## start DATA EXTRACT
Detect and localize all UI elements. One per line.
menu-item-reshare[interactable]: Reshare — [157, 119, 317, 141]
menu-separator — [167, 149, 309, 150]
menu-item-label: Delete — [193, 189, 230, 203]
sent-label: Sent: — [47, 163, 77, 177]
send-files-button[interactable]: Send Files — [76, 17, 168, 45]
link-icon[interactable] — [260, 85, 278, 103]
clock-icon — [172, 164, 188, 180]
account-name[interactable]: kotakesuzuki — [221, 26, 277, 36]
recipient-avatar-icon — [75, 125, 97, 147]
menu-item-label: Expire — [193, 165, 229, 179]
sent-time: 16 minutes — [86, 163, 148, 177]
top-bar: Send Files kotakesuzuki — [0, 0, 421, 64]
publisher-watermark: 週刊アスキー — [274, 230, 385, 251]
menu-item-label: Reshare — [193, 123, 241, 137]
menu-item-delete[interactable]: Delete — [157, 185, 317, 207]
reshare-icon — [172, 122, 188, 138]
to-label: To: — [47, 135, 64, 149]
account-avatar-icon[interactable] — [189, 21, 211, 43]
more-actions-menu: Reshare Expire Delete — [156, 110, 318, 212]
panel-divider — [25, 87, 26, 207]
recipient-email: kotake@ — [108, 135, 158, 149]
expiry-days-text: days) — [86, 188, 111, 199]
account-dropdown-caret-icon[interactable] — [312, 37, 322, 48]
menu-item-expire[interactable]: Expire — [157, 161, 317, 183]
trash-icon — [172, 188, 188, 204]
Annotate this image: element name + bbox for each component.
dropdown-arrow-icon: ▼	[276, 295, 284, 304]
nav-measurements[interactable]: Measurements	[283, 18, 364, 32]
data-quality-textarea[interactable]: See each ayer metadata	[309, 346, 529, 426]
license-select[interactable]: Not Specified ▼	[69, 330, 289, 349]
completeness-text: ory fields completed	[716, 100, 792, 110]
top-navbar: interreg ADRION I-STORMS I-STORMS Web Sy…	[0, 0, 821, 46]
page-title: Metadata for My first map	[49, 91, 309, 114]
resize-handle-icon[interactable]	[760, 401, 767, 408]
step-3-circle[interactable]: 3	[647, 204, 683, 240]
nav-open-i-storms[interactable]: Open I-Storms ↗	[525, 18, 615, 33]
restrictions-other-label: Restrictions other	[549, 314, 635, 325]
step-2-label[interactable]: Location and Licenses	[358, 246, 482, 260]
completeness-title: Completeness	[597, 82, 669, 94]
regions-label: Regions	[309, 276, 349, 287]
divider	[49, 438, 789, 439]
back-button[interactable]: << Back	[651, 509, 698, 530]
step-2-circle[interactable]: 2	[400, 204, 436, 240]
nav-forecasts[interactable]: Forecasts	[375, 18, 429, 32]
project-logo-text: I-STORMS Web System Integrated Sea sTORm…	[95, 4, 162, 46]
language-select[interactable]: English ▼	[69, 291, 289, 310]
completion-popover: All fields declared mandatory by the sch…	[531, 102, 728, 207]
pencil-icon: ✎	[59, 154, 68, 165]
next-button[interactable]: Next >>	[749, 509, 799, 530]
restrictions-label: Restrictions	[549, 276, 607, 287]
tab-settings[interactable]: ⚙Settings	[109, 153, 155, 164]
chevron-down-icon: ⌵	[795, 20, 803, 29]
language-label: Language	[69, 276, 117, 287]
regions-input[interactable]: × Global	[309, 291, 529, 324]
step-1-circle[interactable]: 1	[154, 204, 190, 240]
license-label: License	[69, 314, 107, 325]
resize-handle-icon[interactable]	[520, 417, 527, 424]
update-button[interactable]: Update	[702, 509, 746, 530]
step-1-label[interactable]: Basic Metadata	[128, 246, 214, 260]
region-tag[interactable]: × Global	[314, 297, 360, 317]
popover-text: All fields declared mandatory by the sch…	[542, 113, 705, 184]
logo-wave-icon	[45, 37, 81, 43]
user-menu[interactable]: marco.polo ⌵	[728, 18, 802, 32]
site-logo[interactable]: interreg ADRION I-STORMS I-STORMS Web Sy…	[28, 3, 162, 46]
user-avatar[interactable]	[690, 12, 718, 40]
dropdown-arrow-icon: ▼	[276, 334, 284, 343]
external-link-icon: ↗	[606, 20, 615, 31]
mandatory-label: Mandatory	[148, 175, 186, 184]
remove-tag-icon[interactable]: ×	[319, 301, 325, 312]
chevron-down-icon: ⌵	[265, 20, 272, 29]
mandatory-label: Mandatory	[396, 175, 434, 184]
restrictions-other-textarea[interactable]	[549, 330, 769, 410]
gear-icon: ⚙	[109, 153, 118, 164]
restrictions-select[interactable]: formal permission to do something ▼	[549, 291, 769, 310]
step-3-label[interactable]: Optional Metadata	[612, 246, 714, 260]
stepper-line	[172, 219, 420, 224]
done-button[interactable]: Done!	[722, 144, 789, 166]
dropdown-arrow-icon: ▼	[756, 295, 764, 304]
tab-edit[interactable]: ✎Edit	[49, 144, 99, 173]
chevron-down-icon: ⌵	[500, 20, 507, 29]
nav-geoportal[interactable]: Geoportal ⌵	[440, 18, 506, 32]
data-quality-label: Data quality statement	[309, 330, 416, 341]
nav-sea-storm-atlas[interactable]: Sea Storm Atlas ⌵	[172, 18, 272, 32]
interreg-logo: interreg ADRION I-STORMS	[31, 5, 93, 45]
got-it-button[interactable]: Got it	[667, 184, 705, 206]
## end DATA EXTRACT
• _WHAT YOU ARE ASKED TO DO_
Convert every line of the listing above into a JSON list of strings, one string per line, leaving out any blank lines.

• _ANSWER BELOW_
[
  "Detect and localize all UI elements. One per line.",
  "menu-item-reshare[interactable]: Reshare — [157, 119, 317, 141]",
  "menu-separator — [167, 149, 309, 150]",
  "menu-item-label: Delete — [193, 189, 230, 203]",
  "sent-label: Sent: — [47, 163, 77, 177]",
  "send-files-button[interactable]: Send Files — [76, 17, 168, 45]",
  "link-icon[interactable] — [260, 85, 278, 103]",
  "clock-icon — [172, 164, 188, 180]",
  "account-name[interactable]: kotakesuzuki — [221, 26, 277, 36]",
  "recipient-avatar-icon — [75, 125, 97, 147]",
  "menu-item-label: Expire — [193, 165, 229, 179]",
  "sent-time: 16 minutes — [86, 163, 148, 177]",
  "top-bar: Send Files kotakesuzuki — [0, 0, 421, 64]",
  "publisher-watermark: 週刊アスキー — [274, 230, 385, 251]",
  "menu-item-label: Reshare — [193, 123, 241, 137]",
  "menu-item-delete[interactable]: Delete — [157, 185, 317, 207]",
  "reshare-icon — [172, 122, 188, 138]",
  "to-label: To: — [47, 135, 64, 149]",
  "account-avatar-icon[interactable] — [189, 21, 211, 43]",
  "more-actions-menu: Reshare Expire Delete — [156, 110, 318, 212]",
  "panel-divider — [25, 87, 26, 207]",
  "recipient-email: kotake@ — [108, 135, 158, 149]",
  "expiry-days-text: days) — [86, 188, 111, 199]",
  "account-dropdown-caret-icon[interactable] — [312, 37, 322, 48]",
  "menu-item-expire[interactable]: Expire — [157, 161, 317, 183]",
  "trash-icon — [172, 188, 188, 204]",
  "Annotate this image: element name + bbox for each component.",
  "dropdown-arrow-icon: ▼\t[276, 295, 284, 304]",
  "nav-measurements[interactable]: Measurements\t[283, 18, 364, 32]",
  "data-quality-textarea[interactable]: See each ayer metadata\t[309, 346, 529, 426]",
  "license-select[interactable]: Not Specified ▼\t[69, 330, 289, 349]",
  "completeness-text: ory fields completed\t[716, 100, 792, 110]",
  "top-navbar: interreg ADRION I-STORMS I-STORMS Web Sy…\t[0, 0, 821, 46]",
  "page-title: Metadata for My first map\t[49, 91, 309, 114]",
  "resize-handle-icon[interactable]\t[760, 401, 767, 408]",
  "step-3-circle[interactable]: 3\t[647, 204, 683, 240]",
  "nav-open-i-storms[interactable]: Open I-Storms ↗\t[525, 18, 615, 33]",
  "restrictions-other-label: Restrictions other\t[549, 314, 635, 325]",
  "step-2-label[interactable]: Location and Licenses\t[358, 246, 482, 260]",
  "completeness-title: Completeness\t[597, 82, 669, 94]",
  "regions-label: Regions\t[309, 276, 349, 287]",
  "divider\t[49, 438, 789, 439]",
  "back-button[interactable]: << Back\t[651, 509, 698, 530]",
  "step-2-circle[interactable]: 2\t[400, 204, 436, 240]",
  "nav-forecasts[interactable]: Forecasts\t[375, 18, 429, 32]",
  "project-logo-text: I-STORMS Web System Integrated Sea sTORm…\t[95, 4, 162, 46]",
  "language-select[interactable]: English ▼\t[69, 291, 289, 310]",
  "completion-popover: All fields declared mandatory by the sch…\t[531, 102, 728, 207]",
  "pencil-icon: ✎\t[59, 154, 68, 165]",
  "next-button[interactable]: Next >>\t[749, 509, 799, 530]",
  "restrictions-label: Restrictions\t[549, 276, 607, 287]",
  "tab-settings[interactable]: ⚙Settings\t[109, 153, 155, 164]",
  "chevron-down-icon: ⌵\t[795, 20, 803, 29]",
  "language-label: Language\t[69, 276, 117, 287]",
  "regions-input[interactable]: × Global\t[309, 291, 529, 324]",
  "step-1-circle[interactable]: 1\t[154, 204, 190, 240]",
  "license-label: License\t[69, 314, 107, 325]",
  "resize-handle-icon[interactable]\t[520, 417, 527, 424]",
  "update-button[interactable]: Update\t[702, 509, 746, 530]",
  "step-1-label[interactable]: Basic Metadata\t[128, 246, 214, 260]",
  "region-tag[interactable]: × Global\t[314, 297, 360, 317]",
  "popover-text: All fields declared mandatory by the sch…\t[542, 113, 705, 184]",
  "logo-wave-icon\t[45, 37, 81, 43]",
  "user-menu[interactable]: marco.polo ⌵\t[728, 18, 802, 32]",
  "site-logo[interactable]: interreg ADRION I-STORMS I-STORMS Web Sy…\t[28, 3, 162, 46]",
  "user-avatar[interactable]\t[690, 12, 718, 40]",
  "dropdown-arrow-icon: ▼\t[276, 334, 284, 343]",
  "external-link-icon: ↗\t[606, 20, 615, 31]",
  "mandatory-label: Mandatory\t[148, 175, 186, 184]",
  "remove-tag-icon[interactable]: ×\t[319, 301, 325, 312]",
  "chevron-down-icon: ⌵\t[265, 20, 272, 29]",
  "mandatory-label: Mandatory\t[396, 175, 434, 184]",
  "restrictions-other-textarea[interactable]\t[549, 330, 769, 410]",
  "gear-icon: ⚙\t[109, 153, 118, 164]",
  "restrictions-select[interactable]: formal permission to do something ▼\t[549, 291, 769, 310]",
  "step-3-label[interactable]: Optional Metadata\t[612, 246, 714, 260]",
  "stepper-line\t[172, 219, 420, 224]",
  "done-button[interactable]: Done!\t[722, 144, 789, 166]",
  "dropdown-arrow-icon: ▼\t[756, 295, 764, 304]",
  "tab-edit[interactable]: ✎Edit\t[49, 144, 99, 173]",
  "chevron-down-icon: ⌵\t[500, 20, 507, 29]",
  "nav-geoportal[interactable]: Geoportal ⌵\t[440, 18, 506, 32]",
  "data-quality-label: Data quality statement\t[309, 330, 416, 341]",
  "nav-sea-storm-atlas[interactable]: Sea Storm Atlas ⌵\t[172, 18, 272, 32]",
  "interreg-logo: interreg ADRION I-STORMS\t[31, 5, 93, 45]",
  "got-it-button[interactable]: Got it\t[667, 184, 705, 206]"
]